Problem:
Return the whole listing, line for line, without the pictures in it.

[Stored data]
################

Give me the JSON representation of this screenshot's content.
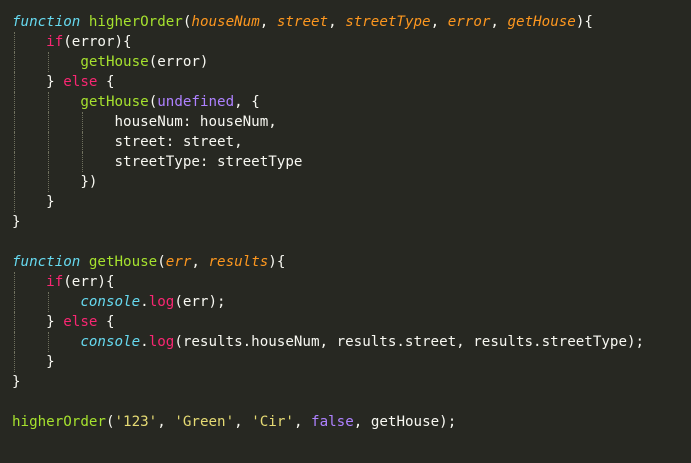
{
  "editor": {
    "theme_colors": {
      "background": "#272822",
      "plain": "#f8f8f2",
      "keyword_blue": "#66d9ef",
      "function_green": "#a6e22e",
      "param_orange": "#fd971f",
      "keyword_pink": "#f92672",
      "constant_purple": "#ae81ff",
      "string_yellow": "#e6db74"
    },
    "lines": [
      {
        "guides": [],
        "tokens": [
          {
            "t": "function",
            "c": "kw-italic"
          },
          {
            "t": " ",
            "c": "plain"
          },
          {
            "t": "higherOrder",
            "c": "fn"
          },
          {
            "t": "(",
            "c": "plain"
          },
          {
            "t": "houseNum",
            "c": "param"
          },
          {
            "t": ", ",
            "c": "plain"
          },
          {
            "t": "street",
            "c": "param"
          },
          {
            "t": ", ",
            "c": "plain"
          },
          {
            "t": "streetType",
            "c": "param"
          },
          {
            "t": ", ",
            "c": "plain"
          },
          {
            "t": "error",
            "c": "param"
          },
          {
            "t": ", ",
            "c": "plain"
          },
          {
            "t": "getHouse",
            "c": "param"
          },
          {
            "t": "){",
            "c": "plain"
          }
        ]
      },
      {
        "guides": [
          0
        ],
        "tokens": [
          {
            "t": "    ",
            "c": "plain"
          },
          {
            "t": "if",
            "c": "kw"
          },
          {
            "t": "(error){",
            "c": "plain"
          }
        ]
      },
      {
        "guides": [
          0,
          1
        ],
        "tokens": [
          {
            "t": "        ",
            "c": "plain"
          },
          {
            "t": "getHouse",
            "c": "fn"
          },
          {
            "t": "(error)",
            "c": "plain"
          }
        ]
      },
      {
        "guides": [
          0
        ],
        "tokens": [
          {
            "t": "    } ",
            "c": "plain"
          },
          {
            "t": "else",
            "c": "kw"
          },
          {
            "t": " {",
            "c": "plain"
          }
        ]
      },
      {
        "guides": [
          0,
          1
        ],
        "tokens": [
          {
            "t": "        ",
            "c": "plain"
          },
          {
            "t": "getHouse",
            "c": "fn"
          },
          {
            "t": "(",
            "c": "plain"
          },
          {
            "t": "undefined",
            "c": "const"
          },
          {
            "t": ", {",
            "c": "plain"
          }
        ]
      },
      {
        "guides": [
          0,
          1,
          2
        ],
        "tokens": [
          {
            "t": "            houseNum: houseNum,",
            "c": "plain"
          }
        ]
      },
      {
        "guides": [
          0,
          1,
          2
        ],
        "tokens": [
          {
            "t": "            street: street,",
            "c": "plain"
          }
        ]
      },
      {
        "guides": [
          0,
          1,
          2
        ],
        "tokens": [
          {
            "t": "            streetType: streetType",
            "c": "plain"
          }
        ]
      },
      {
        "guides": [
          0,
          1
        ],
        "tokens": [
          {
            "t": "        })",
            "c": "plain"
          }
        ]
      },
      {
        "guides": [
          0
        ],
        "tokens": [
          {
            "t": "    }",
            "c": "plain"
          }
        ]
      },
      {
        "guides": [],
        "tokens": [
          {
            "t": "}",
            "c": "plain"
          }
        ]
      },
      {
        "guides": [],
        "tokens": []
      },
      {
        "guides": [],
        "tokens": [
          {
            "t": "function",
            "c": "kw-italic"
          },
          {
            "t": " ",
            "c": "plain"
          },
          {
            "t": "getHouse",
            "c": "fn"
          },
          {
            "t": "(",
            "c": "plain"
          },
          {
            "t": "err",
            "c": "param"
          },
          {
            "t": ", ",
            "c": "plain"
          },
          {
            "t": "results",
            "c": "param"
          },
          {
            "t": "){",
            "c": "plain"
          }
        ]
      },
      {
        "guides": [
          0
        ],
        "tokens": [
          {
            "t": "    ",
            "c": "plain"
          },
          {
            "t": "if",
            "c": "kw"
          },
          {
            "t": "(err){",
            "c": "plain"
          }
        ]
      },
      {
        "guides": [
          0,
          1
        ],
        "tokens": [
          {
            "t": "        ",
            "c": "plain"
          },
          {
            "t": "console",
            "c": "kw-italic"
          },
          {
            "t": ".",
            "c": "plain"
          },
          {
            "t": "log",
            "c": "kw"
          },
          {
            "t": "(err);",
            "c": "plain"
          }
        ]
      },
      {
        "guides": [
          0
        ],
        "tokens": [
          {
            "t": "    } ",
            "c": "plain"
          },
          {
            "t": "else",
            "c": "kw"
          },
          {
            "t": " {",
            "c": "plain"
          }
        ]
      },
      {
        "guides": [
          0,
          1
        ],
        "tokens": [
          {
            "t": "        ",
            "c": "plain"
          },
          {
            "t": "console",
            "c": "kw-italic"
          },
          {
            "t": ".",
            "c": "plain"
          },
          {
            "t": "log",
            "c": "kw"
          },
          {
            "t": "(results.houseNum, results.street, results.streetType);",
            "c": "plain"
          }
        ]
      },
      {
        "guides": [
          0
        ],
        "tokens": [
          {
            "t": "    }",
            "c": "plain"
          }
        ]
      },
      {
        "guides": [],
        "tokens": [
          {
            "t": "}",
            "c": "plain"
          }
        ]
      },
      {
        "guides": [],
        "tokens": []
      },
      {
        "guides": [],
        "tokens": [
          {
            "t": "higherOrder",
            "c": "fn"
          },
          {
            "t": "(",
            "c": "plain"
          },
          {
            "t": "'123'",
            "c": "str"
          },
          {
            "t": ", ",
            "c": "plain"
          },
          {
            "t": "'Green'",
            "c": "str"
          },
          {
            "t": ", ",
            "c": "plain"
          },
          {
            "t": "'Cir'",
            "c": "str"
          },
          {
            "t": ", ",
            "c": "plain"
          },
          {
            "t": "false",
            "c": "const"
          },
          {
            "t": ", getHouse);",
            "c": "plain"
          }
        ]
      }
    ]
  }
}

################

Written solution:
Give me the JSON representation of this screenshot's content.
{
  "editor": {
    "theme_colors": {
      "background": "#272822",
      "plain": "#f8f8f2",
      "keyword_blue": "#66d9ef",
      "function_green": "#a6e22e",
      "param_orange": "#fd971f",
      "keyword_pink": "#f92672",
      "constant_purple": "#ae81ff",
      "string_yellow": "#e6db74"
    },
    "lines": [
      {
        "guides": [],
        "tokens": [
          {
            "t": "function",
            "c": "kw-italic"
          },
          {
            "t": " ",
            "c": "plain"
          },
          {
            "t": "higherOrder",
            "c": "fn"
          },
          {
            "t": "(",
            "c": "plain"
          },
          {
            "t": "houseNum",
            "c": "param"
          },
          {
            "t": ", ",
            "c": "plain"
          },
          {
            "t": "street",
            "c": "param"
          },
          {
            "t": ", ",
            "c": "plain"
          },
          {
            "t": "streetType",
            "c": "param"
          },
          {
            "t": ", ",
            "c": "plain"
          },
          {
            "t": "error",
            "c": "param"
          },
          {
            "t": ", ",
            "c": "plain"
          },
          {
            "t": "getHouse",
            "c": "param"
          },
          {
            "t": "){",
            "c": "plain"
          }
        ]
      },
      {
        "guides": [
          0
        ],
        "tokens": [
          {
            "t": "    ",
            "c": "plain"
          },
          {
            "t": "if",
            "c": "kw"
          },
          {
            "t": "(error){",
            "c": "plain"
          }
        ]
      },
      {
        "guides": [
          0,
          1
        ],
        "tokens": [
          {
            "t": "        ",
            "c": "plain"
          },
          {
            "t": "getHouse",
            "c": "fn"
          },
          {
            "t": "(error)",
            "c": "plain"
          }
        ]
      },
      {
        "guides": [
          0
        ],
        "tokens": [
          {
            "t": "    } ",
            "c": "plain"
          },
          {
            "t": "else",
            "c": "kw"
          },
          {
            "t": " {",
            "c": "plain"
          }
        ]
      },
      {
        "guides": [
          0,
          1
        ],
        "tokens": [
          {
            "t": "        ",
            "c": "plain"
          },
          {
            "t": "getHouse",
            "c": "fn"
          },
          {
            "t": "(",
            "c": "plain"
          },
          {
            "t": "undefined",
            "c": "const"
          },
          {
            "t": ", {",
            "c": "plain"
          }
        ]
      },
      {
        "guides": [
          0,
          1,
          2
        ],
        "tokens": [
          {
            "t": "            houseNum: houseNum,",
            "c": "plain"
          }
        ]
      },
      {
        "guides": [
          0,
          1,
          2
        ],
        "tokens": [
          {
            "t": "            street: street,",
            "c": "plain"
          }
        ]
      },
      {
        "guides": [
          0,
          1,
          2
        ],
        "tokens": [
          {
            "t": "            streetType: streetType",
            "c": "plain"
          }
        ]
      },
      {
        "guides": [
          0,
          1
        ],
        "tokens": [
          {
            "t": "        })",
            "c": "plain"
          }
        ]
      },
      {
        "guides": [
          0
        ],
        "tokens": [
          {
            "t": "    }",
            "c": "plain"
          }
        ]
      },
      {
        "guides": [],
        "tokens": [
          {
            "t": "}",
            "c": "plain"
          }
        ]
      },
      {
        "guides": [],
        "tokens": []
      },
      {
        "guides": [],
        "tokens": [
          {
            "t": "function",
            "c": "kw-italic"
          },
          {
            "t": " ",
            "c": "plain"
          },
          {
            "t": "getHouse",
            "c": "fn"
          },
          {
            "t": "(",
            "c": "plain"
          },
          {
            "t": "err",
            "c": "param"
          },
          {
            "t": ", ",
            "c": "plain"
          },
          {
            "t": "results",
            "c": "param"
          },
          {
            "t": "){",
            "c": "plain"
          }
        ]
      },
      {
        "guides": [
          0
        ],
        "tokens": [
          {
            "t": "    ",
            "c": "plain"
          },
          {
            "t": "if",
            "c": "kw"
          },
          {
            "t": "(err){",
            "c": "plain"
          }
        ]
      },
      {
        "guides": [
          0,
          1
        ],
        "tokens": [
          {
            "t": "        ",
            "c": "plain"
          },
          {
            "t": "console",
            "c": "kw-italic"
          },
          {
            "t": ".",
            "c": "plain"
          },
          {
            "t": "log",
            "c": "kw"
          },
          {
            "t": "(err);",
            "c": "plain"
          }
        ]
      },
      {
        "guides": [
          0
        ],
        "tokens": [
          {
            "t": "    } ",
            "c": "plain"
          },
          {
            "t": "else",
            "c": "kw"
          },
          {
            "t": " {",
            "c": "plain"
          }
        ]
      },
      {
        "guides": [
          0,
          1
        ],
        "tokens": [
          {
            "t": "        ",
            "c": "plain"
          },
          {
            "t": "console",
            "c": "kw-italic"
          },
          {
            "t": ".",
            "c": "plain"
          },
          {
            "t": "log",
            "c": "kw"
          },
          {
            "t": "(results.houseNum, results.street, results.streetType);",
            "c": "plain"
          }
        ]
      },
      {
        "guides": [
          0
        ],
        "tokens": [
          {
            "t": "    }",
            "c": "plain"
          }
        ]
      },
      {
        "guides": [],
        "tokens": [
          {
            "t": "}",
            "c": "plain"
          }
        ]
      },
      {
        "guides": [],
        "tokens": []
      },
      {
        "guides": [],
        "tokens": [
          {
            "t": "higherOrder",
            "c": "fn"
          },
          {
            "t": "(",
            "c": "plain"
          },
          {
            "t": "'123'",
            "c": "str"
          },
          {
            "t": ", ",
            "c": "plain"
          },
          {
            "t": "'Green'",
            "c": "str"
          },
          {
            "t": ", ",
            "c": "plain"
          },
          {
            "t": "'Cir'",
            "c": "str"
          },
          {
            "t": ", ",
            "c": "plain"
          },
          {
            "t": "false",
            "c": "const"
          },
          {
            "t": ", getHouse);",
            "c": "plain"
          }
        ]
      }
    ]
  }
}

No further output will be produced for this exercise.